◆ Set problem
Extract all lines in the data that contain the word "tulee".

===

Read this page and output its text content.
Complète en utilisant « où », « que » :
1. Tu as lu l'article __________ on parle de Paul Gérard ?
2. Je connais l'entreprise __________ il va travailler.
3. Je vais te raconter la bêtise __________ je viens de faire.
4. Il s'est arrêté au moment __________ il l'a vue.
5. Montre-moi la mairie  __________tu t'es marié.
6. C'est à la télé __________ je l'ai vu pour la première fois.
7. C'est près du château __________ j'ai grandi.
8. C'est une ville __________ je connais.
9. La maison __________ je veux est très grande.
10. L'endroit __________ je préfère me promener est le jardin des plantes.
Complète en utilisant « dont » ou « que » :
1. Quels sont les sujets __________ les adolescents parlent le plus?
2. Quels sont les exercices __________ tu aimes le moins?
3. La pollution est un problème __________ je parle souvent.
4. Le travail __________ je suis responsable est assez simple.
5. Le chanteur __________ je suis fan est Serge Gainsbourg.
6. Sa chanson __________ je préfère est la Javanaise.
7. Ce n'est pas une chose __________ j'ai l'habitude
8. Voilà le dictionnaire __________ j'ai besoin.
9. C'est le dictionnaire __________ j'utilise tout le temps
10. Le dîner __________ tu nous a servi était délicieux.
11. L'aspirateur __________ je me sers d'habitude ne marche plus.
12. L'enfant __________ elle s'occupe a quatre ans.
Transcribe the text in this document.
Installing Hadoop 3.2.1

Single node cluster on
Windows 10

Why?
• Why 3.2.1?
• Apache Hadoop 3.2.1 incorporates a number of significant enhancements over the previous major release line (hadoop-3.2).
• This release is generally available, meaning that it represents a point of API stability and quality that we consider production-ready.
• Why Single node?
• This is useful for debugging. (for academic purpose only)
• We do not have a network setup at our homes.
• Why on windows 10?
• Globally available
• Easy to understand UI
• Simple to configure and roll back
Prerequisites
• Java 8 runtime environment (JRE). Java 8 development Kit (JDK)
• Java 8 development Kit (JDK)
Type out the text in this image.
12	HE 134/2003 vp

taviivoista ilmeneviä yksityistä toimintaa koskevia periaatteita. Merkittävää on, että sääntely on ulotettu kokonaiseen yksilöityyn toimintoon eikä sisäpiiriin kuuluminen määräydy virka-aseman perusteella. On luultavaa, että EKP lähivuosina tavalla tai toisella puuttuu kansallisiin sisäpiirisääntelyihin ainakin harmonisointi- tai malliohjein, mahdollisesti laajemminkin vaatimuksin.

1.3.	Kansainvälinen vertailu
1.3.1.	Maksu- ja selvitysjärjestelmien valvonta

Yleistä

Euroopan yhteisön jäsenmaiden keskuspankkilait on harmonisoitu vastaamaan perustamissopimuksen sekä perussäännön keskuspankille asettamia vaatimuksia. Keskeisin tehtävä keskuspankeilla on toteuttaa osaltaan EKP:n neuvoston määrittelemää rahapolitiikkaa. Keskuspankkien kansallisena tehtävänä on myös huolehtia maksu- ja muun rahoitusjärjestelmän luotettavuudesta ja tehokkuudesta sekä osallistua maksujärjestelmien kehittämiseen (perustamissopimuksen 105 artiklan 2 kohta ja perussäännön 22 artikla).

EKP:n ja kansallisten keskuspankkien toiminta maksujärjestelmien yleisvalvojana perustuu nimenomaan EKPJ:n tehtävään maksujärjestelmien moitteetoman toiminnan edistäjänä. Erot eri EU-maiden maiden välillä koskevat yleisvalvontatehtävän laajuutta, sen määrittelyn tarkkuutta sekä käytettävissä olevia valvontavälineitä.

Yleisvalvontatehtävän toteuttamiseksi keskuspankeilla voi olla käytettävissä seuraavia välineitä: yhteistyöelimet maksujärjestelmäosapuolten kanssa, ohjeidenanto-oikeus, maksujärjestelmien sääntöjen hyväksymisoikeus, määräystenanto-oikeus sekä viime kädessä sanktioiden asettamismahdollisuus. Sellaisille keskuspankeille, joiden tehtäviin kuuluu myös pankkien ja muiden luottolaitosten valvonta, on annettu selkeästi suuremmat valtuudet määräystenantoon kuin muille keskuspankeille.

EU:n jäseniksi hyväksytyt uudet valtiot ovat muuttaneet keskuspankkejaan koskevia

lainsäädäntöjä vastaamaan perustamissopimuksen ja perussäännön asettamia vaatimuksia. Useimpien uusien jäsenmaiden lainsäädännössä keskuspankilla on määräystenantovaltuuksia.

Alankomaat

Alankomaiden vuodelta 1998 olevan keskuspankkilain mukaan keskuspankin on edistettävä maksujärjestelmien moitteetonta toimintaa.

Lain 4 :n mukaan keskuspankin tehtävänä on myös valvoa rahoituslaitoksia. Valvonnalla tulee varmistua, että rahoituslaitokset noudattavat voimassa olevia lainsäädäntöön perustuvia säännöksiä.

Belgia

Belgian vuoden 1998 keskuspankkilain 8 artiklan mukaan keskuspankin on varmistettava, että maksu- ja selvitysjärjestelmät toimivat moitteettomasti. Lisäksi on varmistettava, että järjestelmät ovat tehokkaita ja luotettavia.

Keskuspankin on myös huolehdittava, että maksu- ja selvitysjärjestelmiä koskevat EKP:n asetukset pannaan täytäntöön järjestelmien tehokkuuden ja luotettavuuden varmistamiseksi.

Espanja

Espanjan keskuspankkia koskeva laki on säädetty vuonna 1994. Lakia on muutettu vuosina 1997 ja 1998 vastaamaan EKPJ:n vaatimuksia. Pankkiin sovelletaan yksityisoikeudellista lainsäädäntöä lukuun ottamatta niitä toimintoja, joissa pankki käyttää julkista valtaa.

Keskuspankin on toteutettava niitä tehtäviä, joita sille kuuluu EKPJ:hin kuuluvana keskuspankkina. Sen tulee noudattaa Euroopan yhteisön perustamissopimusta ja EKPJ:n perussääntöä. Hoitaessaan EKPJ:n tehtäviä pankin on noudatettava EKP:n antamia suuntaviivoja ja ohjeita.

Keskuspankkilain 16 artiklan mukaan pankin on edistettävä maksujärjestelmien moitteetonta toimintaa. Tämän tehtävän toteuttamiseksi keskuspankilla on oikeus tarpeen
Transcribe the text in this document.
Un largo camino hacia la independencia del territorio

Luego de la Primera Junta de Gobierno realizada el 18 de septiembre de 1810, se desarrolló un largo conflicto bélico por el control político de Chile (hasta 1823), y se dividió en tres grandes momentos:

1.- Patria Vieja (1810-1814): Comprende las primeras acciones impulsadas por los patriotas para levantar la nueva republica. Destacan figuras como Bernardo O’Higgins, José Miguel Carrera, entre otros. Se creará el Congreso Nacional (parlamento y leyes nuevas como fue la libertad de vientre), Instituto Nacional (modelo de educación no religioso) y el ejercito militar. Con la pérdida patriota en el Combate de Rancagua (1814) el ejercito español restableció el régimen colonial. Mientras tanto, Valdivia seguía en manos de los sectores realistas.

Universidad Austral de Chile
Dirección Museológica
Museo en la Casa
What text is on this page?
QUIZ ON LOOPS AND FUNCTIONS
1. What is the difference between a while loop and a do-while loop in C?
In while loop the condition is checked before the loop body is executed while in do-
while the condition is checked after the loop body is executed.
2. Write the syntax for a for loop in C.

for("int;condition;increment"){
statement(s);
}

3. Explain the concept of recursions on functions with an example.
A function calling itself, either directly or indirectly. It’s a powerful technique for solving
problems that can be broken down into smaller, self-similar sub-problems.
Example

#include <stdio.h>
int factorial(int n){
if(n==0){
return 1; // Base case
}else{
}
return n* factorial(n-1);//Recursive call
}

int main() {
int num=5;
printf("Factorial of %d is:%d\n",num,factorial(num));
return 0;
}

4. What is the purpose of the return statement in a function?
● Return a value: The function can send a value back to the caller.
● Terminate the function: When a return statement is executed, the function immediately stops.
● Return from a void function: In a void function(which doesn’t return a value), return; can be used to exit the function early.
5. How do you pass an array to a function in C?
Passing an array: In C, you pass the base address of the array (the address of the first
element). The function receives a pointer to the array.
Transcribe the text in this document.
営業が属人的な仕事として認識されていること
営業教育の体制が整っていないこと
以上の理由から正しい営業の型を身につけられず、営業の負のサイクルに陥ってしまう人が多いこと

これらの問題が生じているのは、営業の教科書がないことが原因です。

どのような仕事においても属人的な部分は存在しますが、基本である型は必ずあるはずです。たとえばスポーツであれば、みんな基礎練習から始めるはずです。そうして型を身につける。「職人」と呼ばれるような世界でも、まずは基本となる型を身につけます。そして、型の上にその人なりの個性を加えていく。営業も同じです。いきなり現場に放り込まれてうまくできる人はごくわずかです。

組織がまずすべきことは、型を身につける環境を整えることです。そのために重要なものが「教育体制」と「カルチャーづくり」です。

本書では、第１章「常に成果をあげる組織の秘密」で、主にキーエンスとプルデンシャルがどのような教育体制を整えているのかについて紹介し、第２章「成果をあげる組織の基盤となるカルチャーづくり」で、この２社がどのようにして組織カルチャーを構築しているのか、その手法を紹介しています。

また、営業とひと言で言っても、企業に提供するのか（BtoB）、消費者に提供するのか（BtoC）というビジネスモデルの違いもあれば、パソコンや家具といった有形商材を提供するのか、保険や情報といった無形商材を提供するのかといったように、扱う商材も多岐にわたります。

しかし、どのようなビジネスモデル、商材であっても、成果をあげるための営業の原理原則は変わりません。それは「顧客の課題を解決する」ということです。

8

===

◆ Task result
Lain 4 :n mukaan keskuspankin tehtävänä on myös valvoa rahoituslaitoksia. Valvonnalla tulee varmistua, että rahoituslaitokset noudattavat voimassa olevia lainsäädäntöön perustuvia säännöksiä.
Keskuspankin on toteutettava niitä tehtäviä, joita sille kuuluu EKPJ:hin kuuluvana keskuspankkina. Sen tulee noudattaa Euroopan yhteisön perustamissopimusta ja EKPJ:n perussääntöä. Hoitaessaan EKPJ:n tehtäviä pankin on noudatettava EKP:n antamia suuntaviivoja ja ohjeita.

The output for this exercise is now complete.